PROBLEM DESCRIPTION = Every line below should be copied exactly; drop the pictures.

DATA FOR THIS TASK =
◆ ◆ ◆

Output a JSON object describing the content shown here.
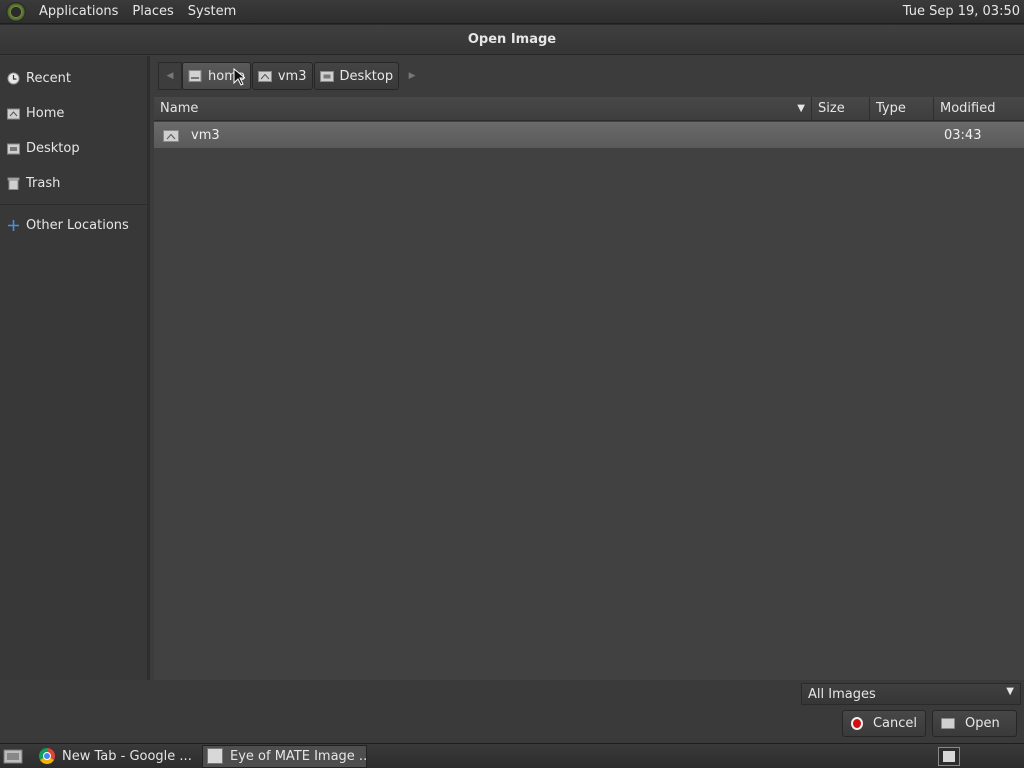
{
  "top_panel": {
    "menus": [
      "Applications",
      "Places",
      "System"
    ],
    "clock": "Tue Sep 19, 03:50"
  },
  "dialog": {
    "title": "Open Image",
    "sidebar": {
      "items": [
        {
          "label": "Recent",
          "icon": "recent-icon"
        },
        {
          "label": "Home",
          "icon": "home-icon"
        },
        {
          "label": "Desktop",
          "icon": "desktop-folder-icon"
        },
        {
          "label": "Trash",
          "icon": "trash-icon"
        }
      ],
      "other": {
        "label": "Other Locations",
        "icon": "plus-icon"
      }
    },
    "pathbar": {
      "crumbs": [
        {
          "label": "home",
          "icon": "drive-icon",
          "active": true
        },
        {
          "label": "vm3",
          "icon": "home-icon",
          "active": false
        },
        {
          "label": "Desktop",
          "icon": "desktop-folder-icon",
          "active": false
        }
      ]
    },
    "columns": {
      "name": "Name",
      "size": "Size",
      "type": "Type",
      "modified": "Modified"
    },
    "files": [
      {
        "name": "vm3",
        "size": "",
        "type": "",
        "modified": "03:43",
        "icon": "home-folder-icon"
      }
    ],
    "filter": "All Images",
    "buttons": {
      "cancel": "Cancel",
      "open": "Open"
    }
  },
  "taskbar": {
    "tasks": [
      {
        "label": "New Tab - Google ...",
        "icon": "chrome-icon",
        "active": false
      },
      {
        "label": "Eye of MATE Image ...",
        "icon": "image-viewer-icon",
        "active": true
      }
    ]
  }
}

◆ ◆ ◆

CORRECT ANSWER =
Output a JSON object describing the content shown here.
{
  "top_panel": {
    "menus": [
      "Applications",
      "Places",
      "System"
    ],
    "clock": "Tue Sep 19, 03:50"
  },
  "dialog": {
    "title": "Open Image",
    "sidebar": {
      "items": [
        {
          "label": "Recent",
          "icon": "recent-icon"
        },
        {
          "label": "Home",
          "icon": "home-icon"
        },
        {
          "label": "Desktop",
          "icon": "desktop-folder-icon"
        },
        {
          "label": "Trash",
          "icon": "trash-icon"
        }
      ],
      "other": {
        "label": "Other Locations",
        "icon": "plus-icon"
      }
    },
    "pathbar": {
      "crumbs": [
        {
          "label": "home",
          "icon": "drive-icon",
          "active": true
        },
        {
          "label": "vm3",
          "icon": "home-icon",
          "active": false
        },
        {
          "label": "Desktop",
          "icon": "desktop-folder-icon",
          "active": false
        }
      ]
    },
    "columns": {
      "name": "Name",
      "size": "Size",
      "type": "Type",
      "modified": "Modified"
    },
    "files": [
      {
        "name": "vm3",
        "size": "",
        "type": "",
        "modified": "03:43",
        "icon": "home-folder-icon"
      }
    ],
    "filter": "All Images",
    "buttons": {
      "cancel": "Cancel",
      "open": "Open"
    }
  },
  "taskbar": {
    "tasks": [
      {
        "label": "New Tab - Google ...",
        "icon": "chrome-icon",
        "active": false
      },
      {
        "label": "Eye of MATE Image ...",
        "icon": "image-viewer-icon",
        "active": true
      }
    ]
  }
}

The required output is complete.